# Problem statement
Locate every line in the records below that contains the word "name", and copy each one.

# Listed records
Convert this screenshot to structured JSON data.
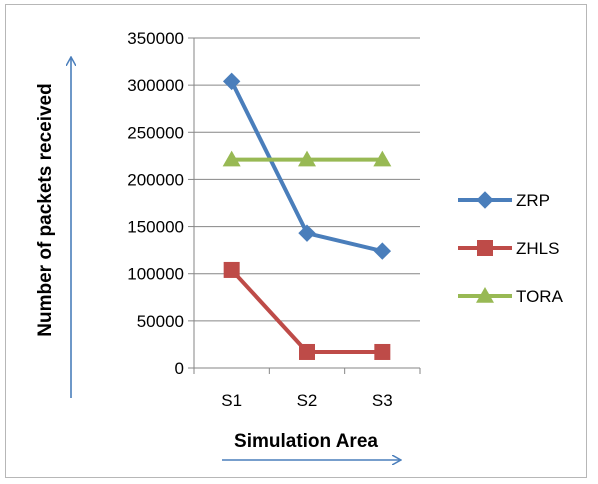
{
  "chart_data": {
    "type": "line",
    "xlabel": "Simulation Area",
    "ylabel": "Number of packets received",
    "categories": [
      "S1",
      "S2",
      "S3"
    ],
    "ylim": [
      0,
      350000
    ],
    "yticks": [
      0,
      50000,
      100000,
      150000,
      200000,
      250000,
      300000,
      350000
    ],
    "grid": true,
    "legend_position": "right",
    "series": [
      {
        "name": "ZRP",
        "values": [
          304000,
          143000,
          124000
        ],
        "color": "#4a7ebb",
        "marker": "diamond"
      },
      {
        "name": "ZHLS",
        "values": [
          104000,
          17000,
          17000
        ],
        "color": "#be4b48",
        "marker": "square"
      },
      {
        "name": "TORA",
        "values": [
          221000,
          221000,
          221000
        ],
        "color": "#98b954",
        "marker": "triangle"
      }
    ]
  }
}
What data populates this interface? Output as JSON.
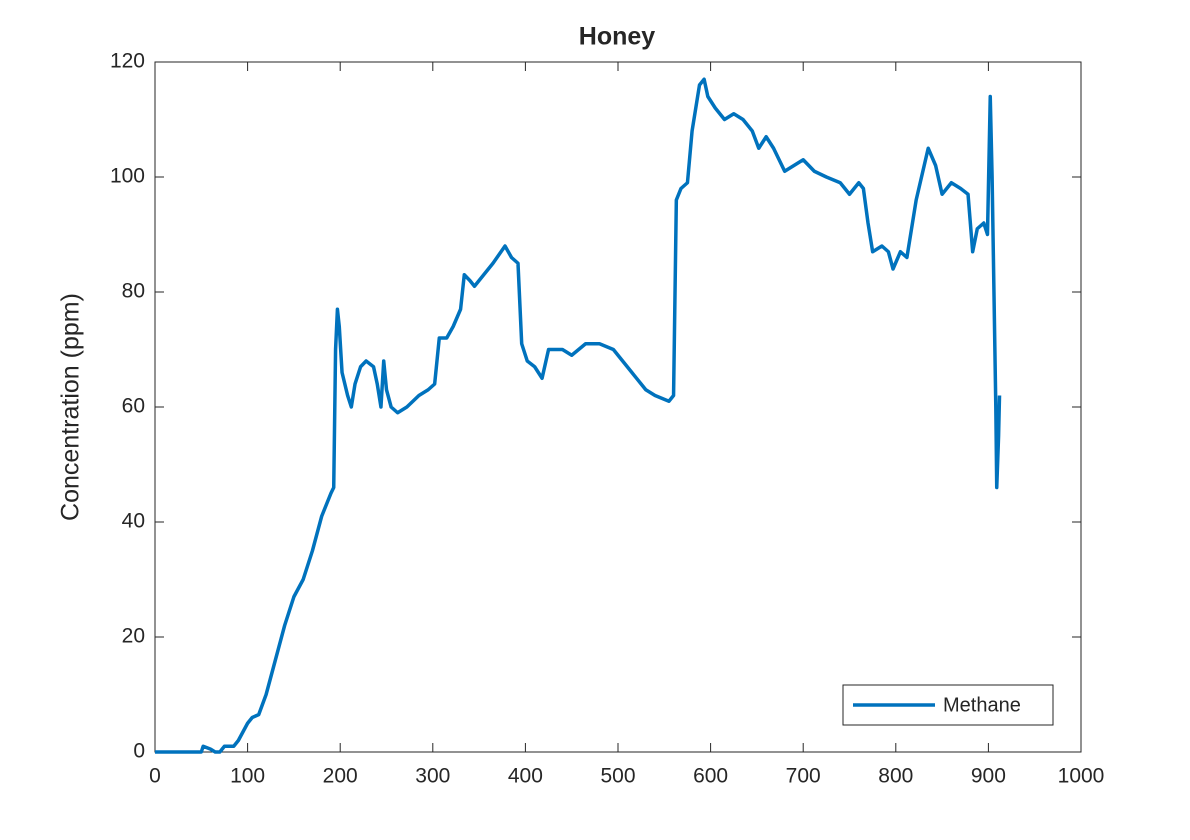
{
  "chart_data": {
    "type": "line",
    "title": "Honey",
    "ylabel": "Concentration (ppm)",
    "xlim": [
      0,
      1000
    ],
    "xticks": [
      0,
      100,
      200,
      300,
      400,
      500,
      600,
      700,
      800,
      900,
      1000
    ],
    "ylim": [
      0,
      120
    ],
    "yticks": [
      0,
      20,
      40,
      60,
      80,
      100,
      120
    ],
    "legend": "southeast",
    "x": [
      0,
      50,
      52,
      60,
      65,
      70,
      75,
      85,
      90,
      100,
      105,
      112,
      120,
      130,
      140,
      150,
      160,
      170,
      180,
      190,
      193,
      195,
      197,
      199,
      202,
      208,
      212,
      216,
      222,
      228,
      236,
      240,
      244,
      247,
      250,
      255,
      262,
      272,
      285,
      295,
      302,
      307,
      315,
      322,
      330,
      334,
      340,
      345,
      355,
      365,
      378,
      385,
      392,
      396,
      402,
      410,
      418,
      425,
      440,
      450,
      465,
      480,
      495,
      505,
      515,
      530,
      540,
      555,
      560,
      563,
      568,
      575,
      580,
      588,
      593,
      597,
      605,
      615,
      625,
      635,
      645,
      652,
      660,
      668,
      680,
      690,
      700,
      712,
      725,
      740,
      750,
      760,
      765,
      770,
      775,
      785,
      792,
      797,
      805,
      812,
      822,
      835,
      843,
      850,
      860,
      870,
      878,
      883,
      888,
      895,
      899,
      902,
      904,
      906,
      908,
      909,
      911,
      912
    ],
    "series": [
      {
        "name": "Methane",
        "color": "#0072bd",
        "values": [
          0,
          0,
          1,
          0.5,
          0,
          0,
          1,
          1,
          2,
          5,
          6,
          6.5,
          10,
          16,
          22,
          27,
          30,
          35,
          41,
          45,
          46,
          70,
          77,
          74,
          66,
          62,
          60,
          64,
          67,
          68,
          67,
          64,
          60,
          68,
          63,
          60,
          59,
          60,
          62,
          63,
          64,
          72,
          72,
          74,
          77,
          83,
          82,
          81,
          83,
          85,
          88,
          86,
          85,
          71,
          68,
          67,
          65,
          70,
          70,
          69,
          71,
          71,
          70,
          68,
          66,
          63,
          62,
          61,
          62,
          96,
          98,
          99,
          108,
          116,
          117,
          114,
          112,
          110,
          111,
          110,
          108,
          105,
          107,
          105,
          101,
          102,
          103,
          101,
          100,
          99,
          97,
          99,
          98,
          92,
          87,
          88,
          87,
          84,
          87,
          86,
          96,
          105,
          102,
          97,
          99,
          98,
          97,
          87,
          91,
          92,
          90,
          114,
          100,
          80,
          60,
          46,
          55,
          62
        ]
      }
    ]
  }
}
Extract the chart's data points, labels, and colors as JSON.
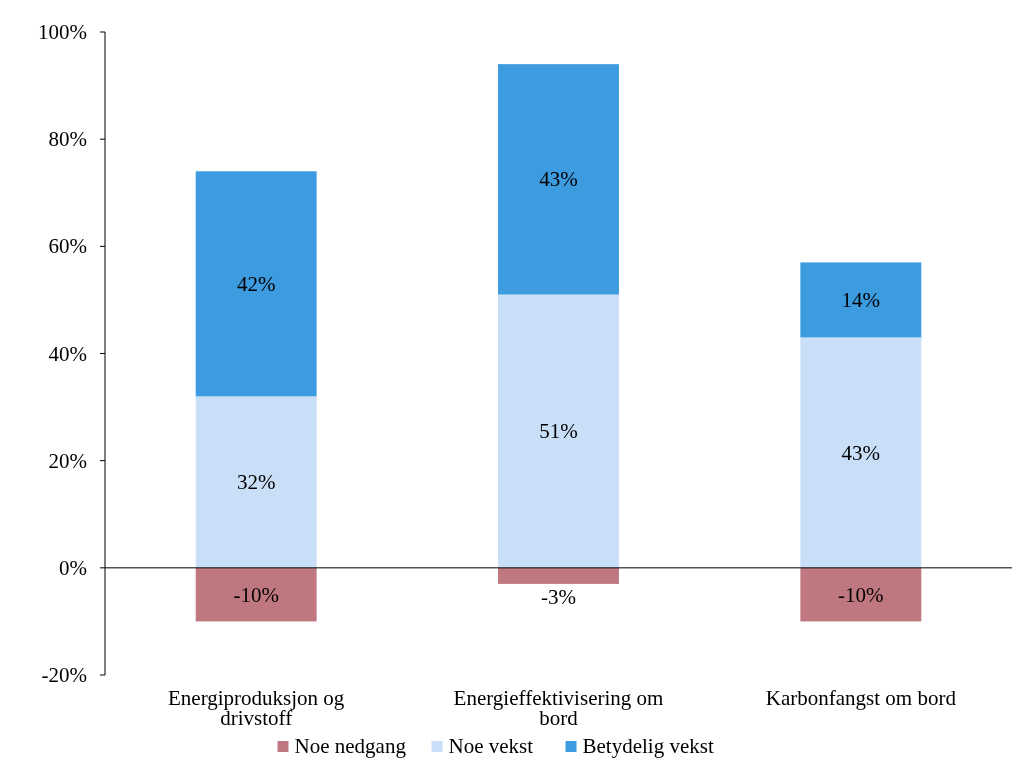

# Correct response
        "name": "ZRP",
        "name": "ZHLS",
        "name": "TORA",
        "name": "Methane",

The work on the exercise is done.